Box annotation data =>
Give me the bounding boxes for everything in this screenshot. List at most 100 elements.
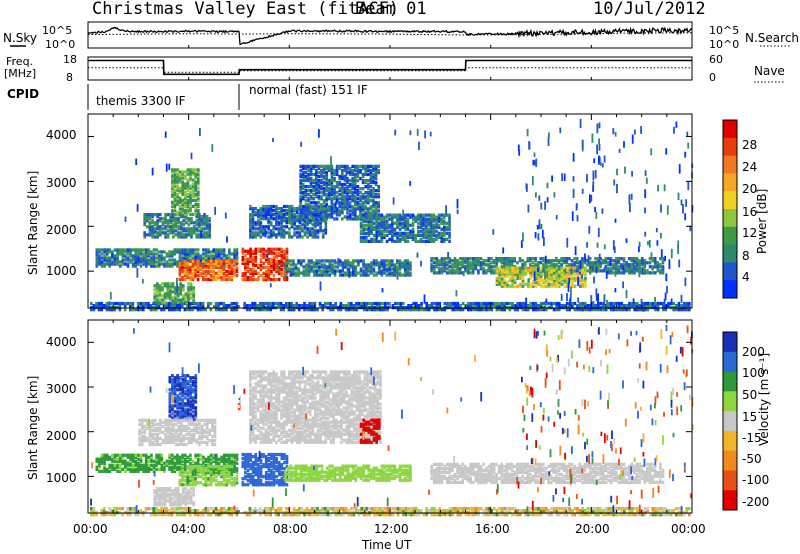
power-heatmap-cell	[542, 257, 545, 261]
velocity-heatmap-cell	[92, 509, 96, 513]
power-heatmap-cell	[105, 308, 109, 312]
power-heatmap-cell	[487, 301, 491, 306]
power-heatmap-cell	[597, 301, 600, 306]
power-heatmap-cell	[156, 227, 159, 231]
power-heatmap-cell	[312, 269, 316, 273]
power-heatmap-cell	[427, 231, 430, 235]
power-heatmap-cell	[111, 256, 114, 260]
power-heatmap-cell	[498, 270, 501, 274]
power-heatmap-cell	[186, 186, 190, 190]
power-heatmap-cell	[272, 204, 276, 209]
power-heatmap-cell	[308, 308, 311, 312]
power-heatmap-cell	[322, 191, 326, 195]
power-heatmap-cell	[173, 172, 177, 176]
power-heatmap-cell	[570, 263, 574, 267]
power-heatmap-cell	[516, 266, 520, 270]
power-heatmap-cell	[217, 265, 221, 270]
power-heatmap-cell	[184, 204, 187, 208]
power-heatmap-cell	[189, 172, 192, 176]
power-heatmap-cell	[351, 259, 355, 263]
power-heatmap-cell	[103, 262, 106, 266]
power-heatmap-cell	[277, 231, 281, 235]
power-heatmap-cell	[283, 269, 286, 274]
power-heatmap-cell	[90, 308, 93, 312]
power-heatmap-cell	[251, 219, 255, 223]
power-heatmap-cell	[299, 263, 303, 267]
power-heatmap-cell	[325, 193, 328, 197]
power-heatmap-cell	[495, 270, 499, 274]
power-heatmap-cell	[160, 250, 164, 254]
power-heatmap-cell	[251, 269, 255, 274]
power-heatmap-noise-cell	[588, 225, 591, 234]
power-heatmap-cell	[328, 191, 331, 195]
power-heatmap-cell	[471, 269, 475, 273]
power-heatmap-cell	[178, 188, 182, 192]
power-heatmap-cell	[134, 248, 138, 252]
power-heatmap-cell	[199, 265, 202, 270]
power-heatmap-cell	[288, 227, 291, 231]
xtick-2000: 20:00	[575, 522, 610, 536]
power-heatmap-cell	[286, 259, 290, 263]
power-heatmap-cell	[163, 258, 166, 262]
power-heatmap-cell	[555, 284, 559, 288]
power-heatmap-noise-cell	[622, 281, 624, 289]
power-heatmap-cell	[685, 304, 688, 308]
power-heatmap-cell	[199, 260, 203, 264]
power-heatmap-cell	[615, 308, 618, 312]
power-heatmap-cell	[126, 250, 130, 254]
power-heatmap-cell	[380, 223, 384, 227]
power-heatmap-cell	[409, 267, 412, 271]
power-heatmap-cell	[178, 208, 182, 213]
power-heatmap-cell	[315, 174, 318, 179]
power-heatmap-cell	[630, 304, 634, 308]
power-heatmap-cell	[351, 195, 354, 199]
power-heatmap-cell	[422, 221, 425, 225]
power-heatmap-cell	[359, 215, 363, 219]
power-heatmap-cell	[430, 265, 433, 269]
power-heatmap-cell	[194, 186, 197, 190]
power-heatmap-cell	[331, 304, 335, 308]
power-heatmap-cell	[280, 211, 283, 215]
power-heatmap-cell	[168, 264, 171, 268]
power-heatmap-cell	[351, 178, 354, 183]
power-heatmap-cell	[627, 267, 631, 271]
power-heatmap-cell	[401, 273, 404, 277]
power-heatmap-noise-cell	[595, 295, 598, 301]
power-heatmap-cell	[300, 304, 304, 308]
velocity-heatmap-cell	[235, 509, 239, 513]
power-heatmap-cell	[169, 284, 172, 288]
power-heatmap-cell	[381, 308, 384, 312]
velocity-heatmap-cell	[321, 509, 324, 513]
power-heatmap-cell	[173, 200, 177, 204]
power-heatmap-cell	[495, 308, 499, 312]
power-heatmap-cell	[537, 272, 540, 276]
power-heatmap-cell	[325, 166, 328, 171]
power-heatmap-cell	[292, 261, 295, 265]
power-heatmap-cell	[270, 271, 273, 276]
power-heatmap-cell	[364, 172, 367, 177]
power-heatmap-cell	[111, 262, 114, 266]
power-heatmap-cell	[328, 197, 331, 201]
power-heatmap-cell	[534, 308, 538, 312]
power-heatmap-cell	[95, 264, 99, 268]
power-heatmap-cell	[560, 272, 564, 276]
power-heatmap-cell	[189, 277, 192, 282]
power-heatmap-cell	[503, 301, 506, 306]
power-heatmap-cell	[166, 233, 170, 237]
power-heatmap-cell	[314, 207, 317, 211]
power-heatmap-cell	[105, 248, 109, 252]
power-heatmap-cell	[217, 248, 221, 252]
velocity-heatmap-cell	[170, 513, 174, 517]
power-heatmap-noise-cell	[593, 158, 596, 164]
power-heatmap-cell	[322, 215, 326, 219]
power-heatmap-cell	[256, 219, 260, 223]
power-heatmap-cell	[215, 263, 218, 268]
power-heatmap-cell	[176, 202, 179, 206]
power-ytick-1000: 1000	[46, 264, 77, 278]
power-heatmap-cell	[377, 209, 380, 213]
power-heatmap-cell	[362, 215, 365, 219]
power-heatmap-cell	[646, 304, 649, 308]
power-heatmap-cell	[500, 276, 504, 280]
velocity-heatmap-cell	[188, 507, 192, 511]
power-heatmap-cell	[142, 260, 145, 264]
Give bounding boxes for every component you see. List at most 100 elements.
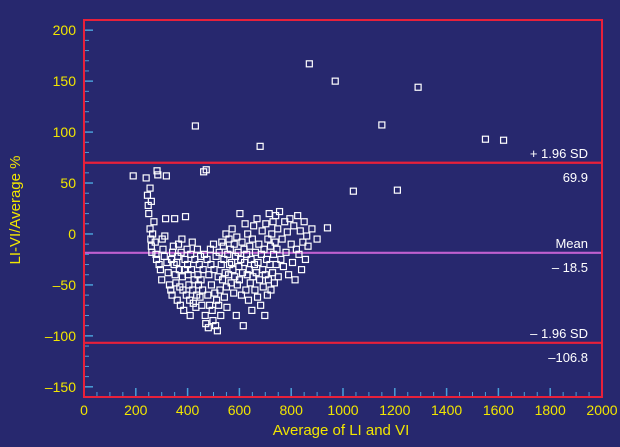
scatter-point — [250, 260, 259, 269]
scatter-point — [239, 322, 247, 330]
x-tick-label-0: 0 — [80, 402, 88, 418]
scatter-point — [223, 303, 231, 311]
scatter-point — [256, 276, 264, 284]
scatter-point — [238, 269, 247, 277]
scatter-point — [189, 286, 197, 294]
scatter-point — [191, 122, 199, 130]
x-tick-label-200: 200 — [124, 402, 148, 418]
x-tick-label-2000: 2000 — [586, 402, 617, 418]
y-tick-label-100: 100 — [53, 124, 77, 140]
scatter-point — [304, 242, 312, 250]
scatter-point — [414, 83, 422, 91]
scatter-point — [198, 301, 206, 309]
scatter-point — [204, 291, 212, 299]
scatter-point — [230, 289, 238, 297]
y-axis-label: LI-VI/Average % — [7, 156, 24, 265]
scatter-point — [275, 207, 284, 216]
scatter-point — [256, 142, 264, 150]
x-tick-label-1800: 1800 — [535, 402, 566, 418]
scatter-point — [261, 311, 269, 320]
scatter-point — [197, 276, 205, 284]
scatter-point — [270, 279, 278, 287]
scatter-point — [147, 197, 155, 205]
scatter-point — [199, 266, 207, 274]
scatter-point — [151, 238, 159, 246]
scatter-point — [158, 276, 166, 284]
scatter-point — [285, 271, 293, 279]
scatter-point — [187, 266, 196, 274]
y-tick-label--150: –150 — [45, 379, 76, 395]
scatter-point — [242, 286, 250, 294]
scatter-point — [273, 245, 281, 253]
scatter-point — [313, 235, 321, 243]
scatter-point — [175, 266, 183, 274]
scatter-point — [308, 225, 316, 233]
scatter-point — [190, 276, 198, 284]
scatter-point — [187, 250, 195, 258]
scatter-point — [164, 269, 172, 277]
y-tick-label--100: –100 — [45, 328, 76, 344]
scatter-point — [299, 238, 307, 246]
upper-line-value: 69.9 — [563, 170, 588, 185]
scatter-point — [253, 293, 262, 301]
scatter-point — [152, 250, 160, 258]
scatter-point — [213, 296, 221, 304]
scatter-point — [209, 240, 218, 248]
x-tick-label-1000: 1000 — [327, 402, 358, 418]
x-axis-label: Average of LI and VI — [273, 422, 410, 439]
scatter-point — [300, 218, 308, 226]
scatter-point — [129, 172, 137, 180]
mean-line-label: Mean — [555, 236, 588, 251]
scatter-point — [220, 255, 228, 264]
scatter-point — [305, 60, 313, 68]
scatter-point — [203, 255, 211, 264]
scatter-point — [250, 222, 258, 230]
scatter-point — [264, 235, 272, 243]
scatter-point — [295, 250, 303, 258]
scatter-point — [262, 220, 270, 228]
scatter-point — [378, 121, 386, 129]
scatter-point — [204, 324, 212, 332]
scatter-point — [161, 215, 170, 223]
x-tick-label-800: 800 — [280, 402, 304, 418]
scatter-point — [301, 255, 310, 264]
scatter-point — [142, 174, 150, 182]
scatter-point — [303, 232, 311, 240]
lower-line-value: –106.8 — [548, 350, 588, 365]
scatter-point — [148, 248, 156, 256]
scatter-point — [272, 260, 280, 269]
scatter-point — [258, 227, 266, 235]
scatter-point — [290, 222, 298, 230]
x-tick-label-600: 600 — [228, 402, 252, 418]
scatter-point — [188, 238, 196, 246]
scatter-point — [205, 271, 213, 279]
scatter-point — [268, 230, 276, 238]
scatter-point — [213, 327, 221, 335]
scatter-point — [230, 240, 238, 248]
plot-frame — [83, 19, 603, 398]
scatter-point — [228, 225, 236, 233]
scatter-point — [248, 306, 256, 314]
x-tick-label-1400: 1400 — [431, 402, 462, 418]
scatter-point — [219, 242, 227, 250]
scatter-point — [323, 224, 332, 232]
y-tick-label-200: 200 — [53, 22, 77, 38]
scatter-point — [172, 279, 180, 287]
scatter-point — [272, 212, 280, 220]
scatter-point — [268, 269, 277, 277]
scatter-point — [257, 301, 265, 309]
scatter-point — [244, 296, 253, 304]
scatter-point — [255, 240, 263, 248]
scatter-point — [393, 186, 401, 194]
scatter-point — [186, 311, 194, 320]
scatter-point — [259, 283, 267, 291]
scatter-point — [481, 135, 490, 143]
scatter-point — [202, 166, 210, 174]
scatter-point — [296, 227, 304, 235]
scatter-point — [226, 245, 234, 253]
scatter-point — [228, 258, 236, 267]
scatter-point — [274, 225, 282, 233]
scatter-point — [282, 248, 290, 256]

AIM OF THE TASK =>
Copy the lines between the one holding "257, 545, 261]" and the one holding "172, 177, 176]", inclusive, with no changes.

FINAL ANSWER =>
power-heatmap-cell	[542, 257, 545, 261]
velocity-heatmap-cell	[92, 509, 96, 513]
power-heatmap-cell	[105, 308, 109, 312]
power-heatmap-cell	[487, 301, 491, 306]
power-heatmap-cell	[597, 301, 600, 306]
power-heatmap-cell	[156, 227, 159, 231]
power-heatmap-cell	[312, 269, 316, 273]
power-heatmap-cell	[427, 231, 430, 235]
power-heatmap-cell	[111, 256, 114, 260]
power-heatmap-cell	[498, 270, 501, 274]
power-heatmap-cell	[186, 186, 190, 190]
power-heatmap-cell	[272, 204, 276, 209]
power-heatmap-cell	[308, 308, 311, 312]
power-heatmap-cell	[322, 191, 326, 195]
power-heatmap-cell	[173, 172, 177, 176]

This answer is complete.